# What is needed
Reproduce each line from the records that holds "structures".

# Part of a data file

_ _ _ _ _ _ _

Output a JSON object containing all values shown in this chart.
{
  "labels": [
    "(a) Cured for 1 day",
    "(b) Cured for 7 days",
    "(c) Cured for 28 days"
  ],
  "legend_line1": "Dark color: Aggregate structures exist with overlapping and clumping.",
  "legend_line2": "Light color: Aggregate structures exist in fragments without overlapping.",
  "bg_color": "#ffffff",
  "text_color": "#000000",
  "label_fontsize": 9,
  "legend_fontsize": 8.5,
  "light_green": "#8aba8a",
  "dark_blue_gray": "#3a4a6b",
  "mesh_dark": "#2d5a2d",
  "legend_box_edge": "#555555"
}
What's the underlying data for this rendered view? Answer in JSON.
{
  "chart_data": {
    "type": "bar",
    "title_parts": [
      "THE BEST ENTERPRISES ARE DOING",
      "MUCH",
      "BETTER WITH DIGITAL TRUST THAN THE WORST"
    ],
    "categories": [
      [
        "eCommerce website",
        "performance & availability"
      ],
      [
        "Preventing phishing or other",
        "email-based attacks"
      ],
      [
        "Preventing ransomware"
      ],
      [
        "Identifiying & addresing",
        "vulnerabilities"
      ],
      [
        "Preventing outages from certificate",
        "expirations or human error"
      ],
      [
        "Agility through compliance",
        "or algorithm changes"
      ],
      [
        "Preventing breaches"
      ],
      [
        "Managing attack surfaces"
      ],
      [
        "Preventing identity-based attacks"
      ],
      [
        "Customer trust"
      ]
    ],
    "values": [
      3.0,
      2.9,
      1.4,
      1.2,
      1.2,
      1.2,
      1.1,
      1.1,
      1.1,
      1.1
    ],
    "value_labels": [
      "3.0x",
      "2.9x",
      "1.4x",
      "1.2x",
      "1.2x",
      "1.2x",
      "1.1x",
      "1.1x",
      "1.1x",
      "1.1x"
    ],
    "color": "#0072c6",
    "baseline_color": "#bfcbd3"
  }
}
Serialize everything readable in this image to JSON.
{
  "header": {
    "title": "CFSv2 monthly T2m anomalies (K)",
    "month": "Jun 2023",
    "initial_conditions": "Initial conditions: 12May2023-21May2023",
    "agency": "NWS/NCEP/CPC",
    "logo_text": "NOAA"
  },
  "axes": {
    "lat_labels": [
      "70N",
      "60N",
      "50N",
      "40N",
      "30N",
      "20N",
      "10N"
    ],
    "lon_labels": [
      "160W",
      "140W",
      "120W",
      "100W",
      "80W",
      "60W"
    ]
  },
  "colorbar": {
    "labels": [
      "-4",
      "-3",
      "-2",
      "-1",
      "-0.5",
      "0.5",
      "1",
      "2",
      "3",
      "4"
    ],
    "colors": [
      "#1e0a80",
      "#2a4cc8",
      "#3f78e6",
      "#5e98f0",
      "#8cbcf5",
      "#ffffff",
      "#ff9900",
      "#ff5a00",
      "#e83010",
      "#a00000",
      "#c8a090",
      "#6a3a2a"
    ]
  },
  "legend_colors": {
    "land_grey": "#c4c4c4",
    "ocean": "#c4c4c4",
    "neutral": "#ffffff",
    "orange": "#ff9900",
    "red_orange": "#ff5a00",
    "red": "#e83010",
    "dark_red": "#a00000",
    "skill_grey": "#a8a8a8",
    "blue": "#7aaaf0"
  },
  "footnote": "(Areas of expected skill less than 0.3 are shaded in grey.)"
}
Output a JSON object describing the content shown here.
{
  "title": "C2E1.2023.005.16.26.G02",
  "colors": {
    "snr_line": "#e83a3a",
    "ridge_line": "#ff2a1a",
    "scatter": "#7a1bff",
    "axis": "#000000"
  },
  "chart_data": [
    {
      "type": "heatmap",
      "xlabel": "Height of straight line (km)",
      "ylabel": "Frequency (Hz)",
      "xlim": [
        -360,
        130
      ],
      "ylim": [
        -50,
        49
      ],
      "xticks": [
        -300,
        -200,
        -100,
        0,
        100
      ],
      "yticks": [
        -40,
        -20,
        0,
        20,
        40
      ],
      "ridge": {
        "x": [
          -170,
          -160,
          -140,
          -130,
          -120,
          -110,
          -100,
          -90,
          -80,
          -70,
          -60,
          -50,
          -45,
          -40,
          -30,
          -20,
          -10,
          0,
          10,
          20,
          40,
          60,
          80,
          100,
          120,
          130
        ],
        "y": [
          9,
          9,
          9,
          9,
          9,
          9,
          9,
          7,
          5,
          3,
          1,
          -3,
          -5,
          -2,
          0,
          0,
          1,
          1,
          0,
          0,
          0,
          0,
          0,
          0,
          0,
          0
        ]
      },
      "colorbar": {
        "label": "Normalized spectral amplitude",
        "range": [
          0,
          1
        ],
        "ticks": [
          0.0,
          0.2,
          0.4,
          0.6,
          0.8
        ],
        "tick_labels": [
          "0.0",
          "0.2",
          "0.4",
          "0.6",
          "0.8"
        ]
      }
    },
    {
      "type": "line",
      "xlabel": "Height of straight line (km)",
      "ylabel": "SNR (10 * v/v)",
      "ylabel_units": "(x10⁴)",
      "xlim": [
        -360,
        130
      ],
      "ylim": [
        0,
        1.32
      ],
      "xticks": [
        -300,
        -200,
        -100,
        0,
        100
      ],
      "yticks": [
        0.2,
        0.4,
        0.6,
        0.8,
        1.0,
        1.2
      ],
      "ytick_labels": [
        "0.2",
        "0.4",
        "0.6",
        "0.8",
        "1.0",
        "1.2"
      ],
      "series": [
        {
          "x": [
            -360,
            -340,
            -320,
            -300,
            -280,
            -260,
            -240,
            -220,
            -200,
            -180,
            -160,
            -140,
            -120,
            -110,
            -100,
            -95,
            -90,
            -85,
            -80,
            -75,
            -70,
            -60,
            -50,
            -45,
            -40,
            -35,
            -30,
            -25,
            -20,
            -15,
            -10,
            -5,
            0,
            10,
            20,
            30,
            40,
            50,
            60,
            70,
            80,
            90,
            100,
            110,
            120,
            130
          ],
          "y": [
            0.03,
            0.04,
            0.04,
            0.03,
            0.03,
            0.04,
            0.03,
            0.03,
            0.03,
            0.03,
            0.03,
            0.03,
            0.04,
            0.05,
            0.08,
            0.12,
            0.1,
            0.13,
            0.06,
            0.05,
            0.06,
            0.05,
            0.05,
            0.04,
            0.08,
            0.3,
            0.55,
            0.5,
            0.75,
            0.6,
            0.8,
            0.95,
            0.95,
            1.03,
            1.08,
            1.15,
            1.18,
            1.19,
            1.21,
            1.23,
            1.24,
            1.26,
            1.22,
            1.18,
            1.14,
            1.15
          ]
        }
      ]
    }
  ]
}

_ _ _ _ _ _ _

# Correct result
  "legend_line1": "Dark color: Aggregate structures exist with overlapping and clumping.",
  "legend_line2": "Light color: Aggregate structures exist in fragments without overlapping.",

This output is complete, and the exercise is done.